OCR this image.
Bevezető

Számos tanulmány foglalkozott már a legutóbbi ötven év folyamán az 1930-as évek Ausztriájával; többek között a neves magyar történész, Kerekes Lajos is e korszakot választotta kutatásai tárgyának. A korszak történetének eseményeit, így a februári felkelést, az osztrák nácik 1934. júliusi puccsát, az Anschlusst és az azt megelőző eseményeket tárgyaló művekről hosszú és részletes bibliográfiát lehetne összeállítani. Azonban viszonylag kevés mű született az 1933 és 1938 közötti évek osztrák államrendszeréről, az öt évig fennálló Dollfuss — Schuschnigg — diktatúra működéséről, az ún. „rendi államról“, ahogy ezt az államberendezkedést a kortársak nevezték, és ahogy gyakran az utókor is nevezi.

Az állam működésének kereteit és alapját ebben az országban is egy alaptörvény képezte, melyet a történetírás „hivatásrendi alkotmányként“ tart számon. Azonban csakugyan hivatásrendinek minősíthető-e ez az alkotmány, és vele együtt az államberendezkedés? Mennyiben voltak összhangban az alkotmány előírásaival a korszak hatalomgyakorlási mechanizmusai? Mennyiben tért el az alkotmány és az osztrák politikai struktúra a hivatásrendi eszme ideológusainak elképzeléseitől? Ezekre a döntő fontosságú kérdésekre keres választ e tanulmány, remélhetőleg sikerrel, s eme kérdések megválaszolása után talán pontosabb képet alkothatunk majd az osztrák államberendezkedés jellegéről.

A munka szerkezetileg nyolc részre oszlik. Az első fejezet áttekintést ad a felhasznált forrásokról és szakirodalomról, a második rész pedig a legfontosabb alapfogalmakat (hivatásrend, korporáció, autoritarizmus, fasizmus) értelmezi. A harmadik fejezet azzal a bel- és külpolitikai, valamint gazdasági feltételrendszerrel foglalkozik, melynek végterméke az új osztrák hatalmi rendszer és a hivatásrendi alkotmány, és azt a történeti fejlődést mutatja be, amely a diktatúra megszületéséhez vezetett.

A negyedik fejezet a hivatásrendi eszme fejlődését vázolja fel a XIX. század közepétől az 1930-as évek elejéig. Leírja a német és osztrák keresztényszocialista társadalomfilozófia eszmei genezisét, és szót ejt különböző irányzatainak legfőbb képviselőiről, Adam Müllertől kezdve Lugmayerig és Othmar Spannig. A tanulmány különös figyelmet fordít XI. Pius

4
...
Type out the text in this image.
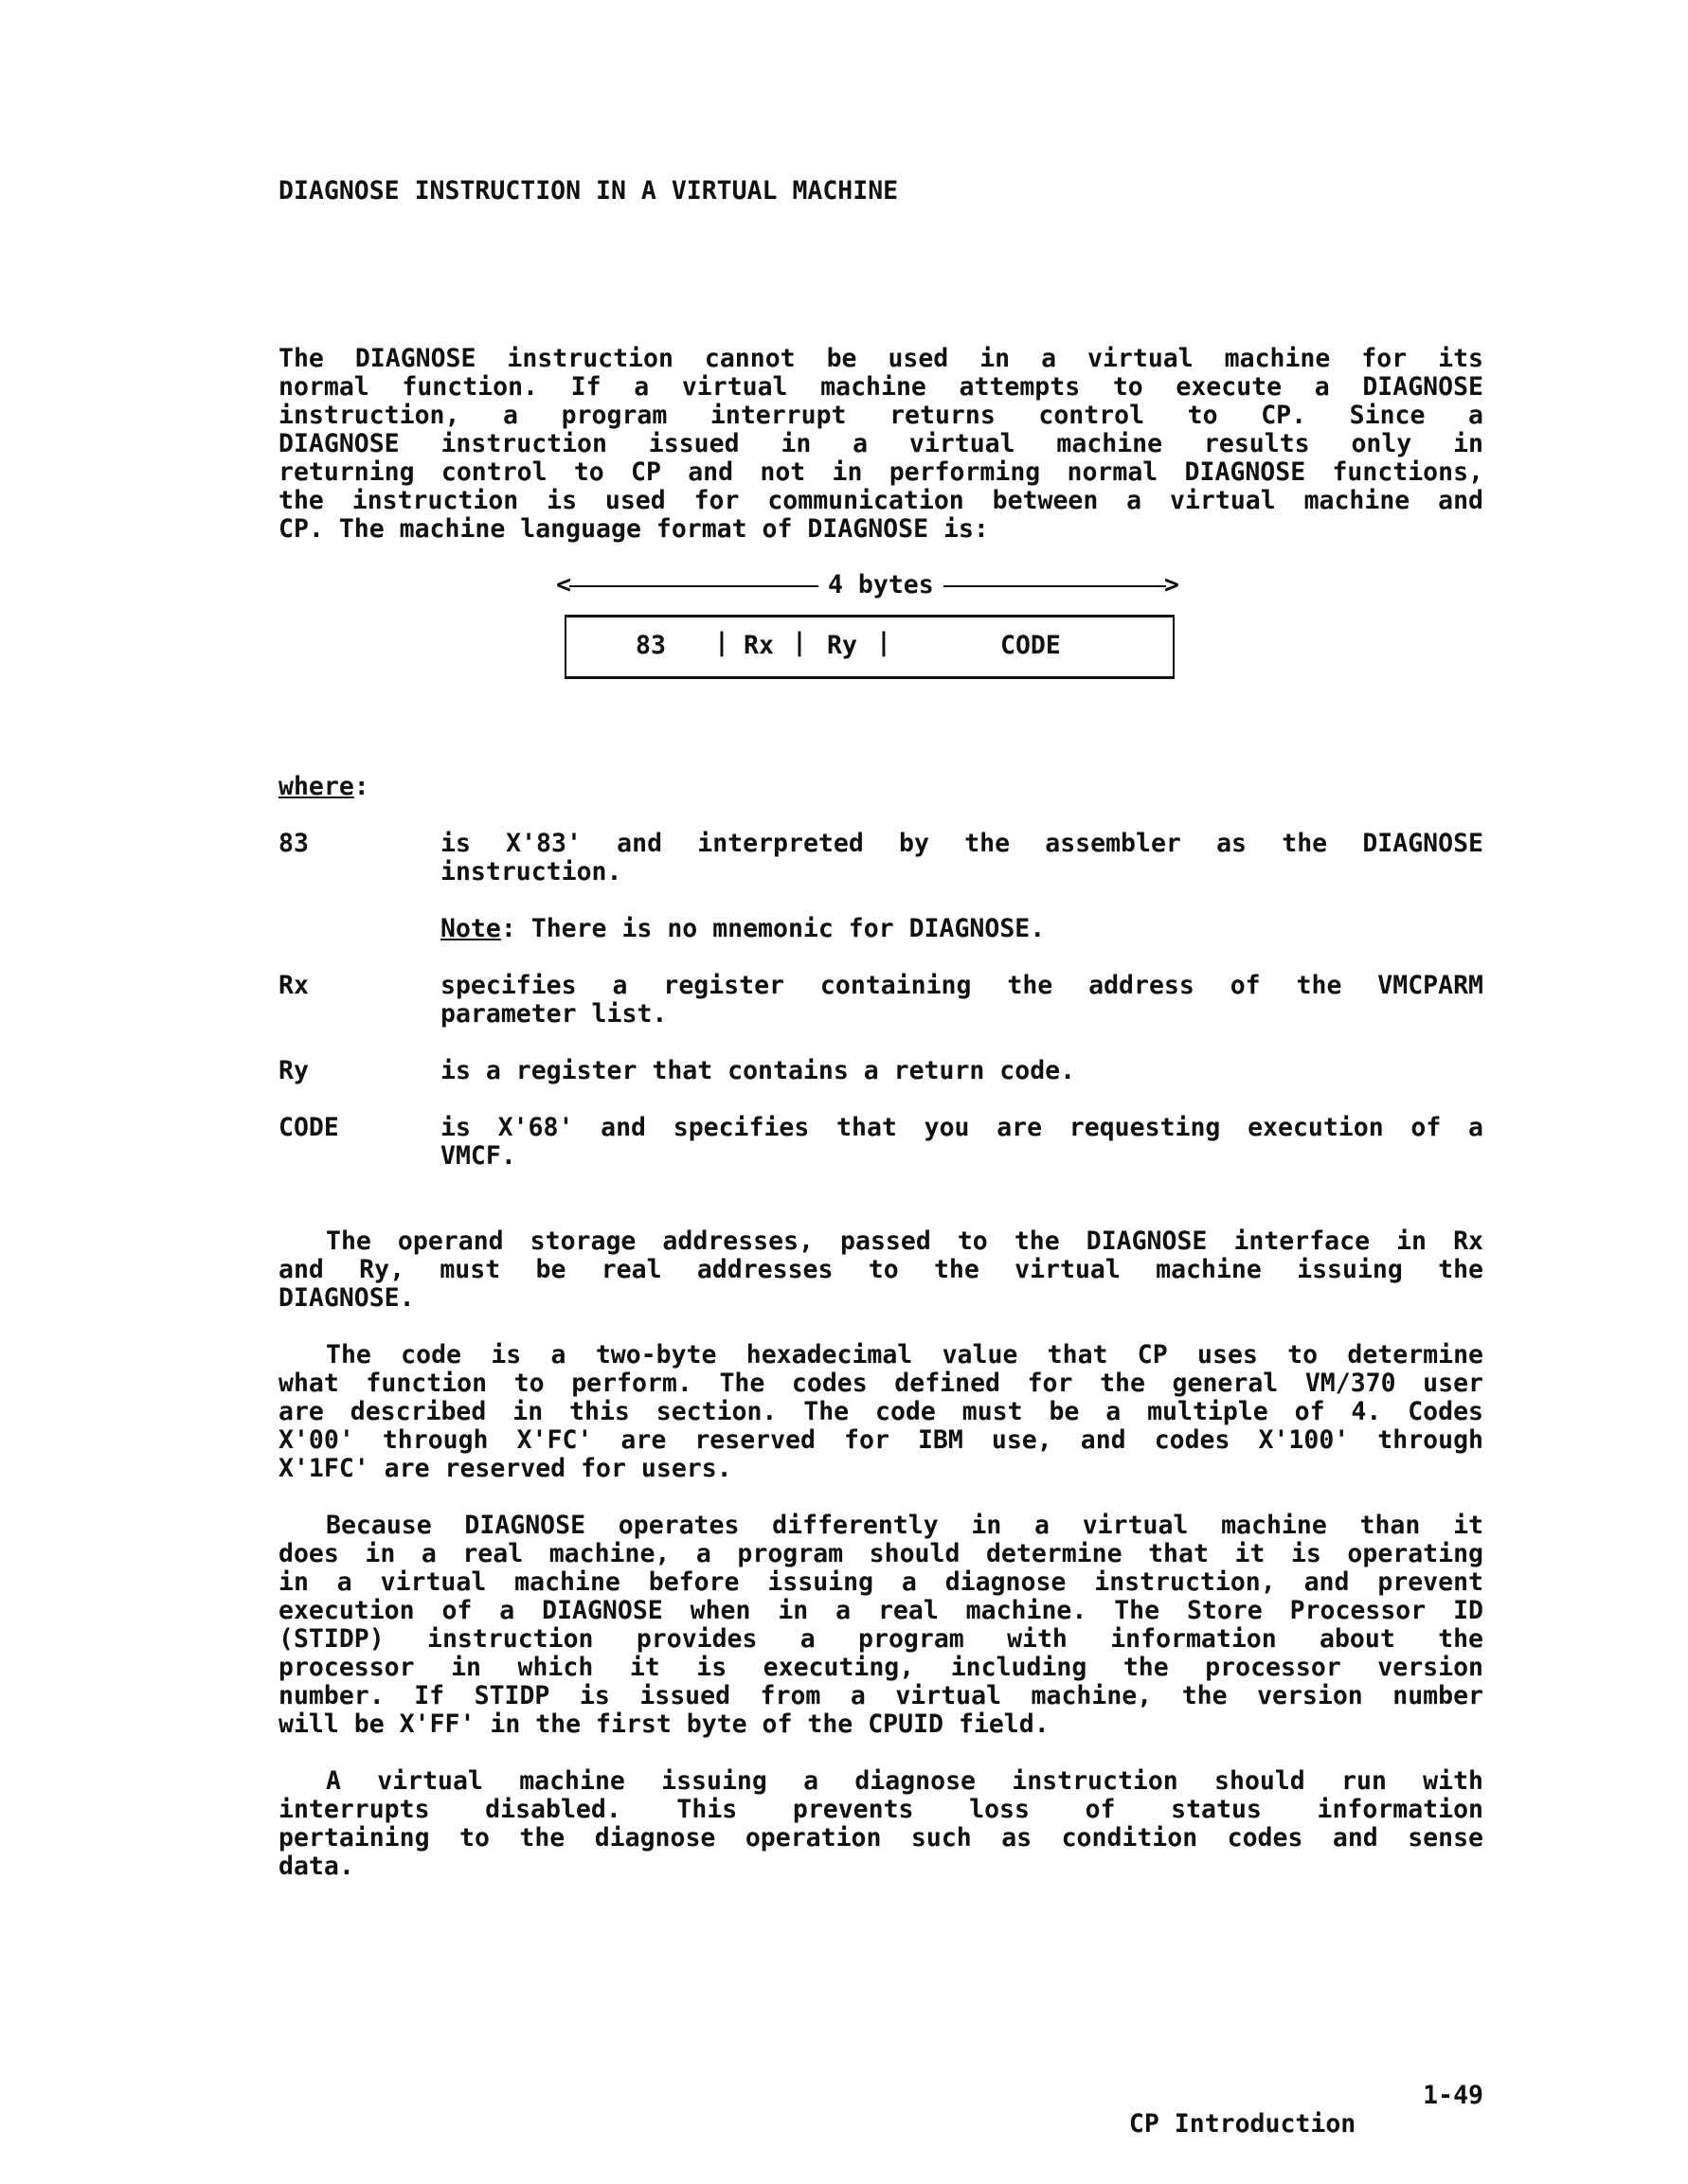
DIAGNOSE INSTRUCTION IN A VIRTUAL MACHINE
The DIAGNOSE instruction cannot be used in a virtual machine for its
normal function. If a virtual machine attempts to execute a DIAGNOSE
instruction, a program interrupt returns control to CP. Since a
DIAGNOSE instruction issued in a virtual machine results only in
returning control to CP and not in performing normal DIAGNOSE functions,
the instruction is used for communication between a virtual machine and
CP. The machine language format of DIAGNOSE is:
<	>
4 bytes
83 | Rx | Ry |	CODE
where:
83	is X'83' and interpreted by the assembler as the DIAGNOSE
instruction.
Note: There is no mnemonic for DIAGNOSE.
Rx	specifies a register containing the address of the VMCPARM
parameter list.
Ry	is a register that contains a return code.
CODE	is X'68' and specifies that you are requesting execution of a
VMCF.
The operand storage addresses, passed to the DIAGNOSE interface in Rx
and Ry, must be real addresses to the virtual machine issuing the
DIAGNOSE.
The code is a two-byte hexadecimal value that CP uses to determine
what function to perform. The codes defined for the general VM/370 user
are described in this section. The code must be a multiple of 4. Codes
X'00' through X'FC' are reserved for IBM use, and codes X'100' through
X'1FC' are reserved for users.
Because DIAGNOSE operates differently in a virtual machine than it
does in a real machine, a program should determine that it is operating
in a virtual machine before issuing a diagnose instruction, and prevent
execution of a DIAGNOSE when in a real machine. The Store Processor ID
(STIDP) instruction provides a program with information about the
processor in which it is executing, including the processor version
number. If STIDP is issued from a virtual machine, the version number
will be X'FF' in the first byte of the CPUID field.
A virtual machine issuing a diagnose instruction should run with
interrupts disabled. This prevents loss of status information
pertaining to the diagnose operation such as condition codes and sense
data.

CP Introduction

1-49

- _Prompt_
Show the lines of the material that contain the word "used".

- _Task answer_
The DIAGNOSE instruction cannot be used in a virtual machine for its
the instruction is used for communication between a virtual machine and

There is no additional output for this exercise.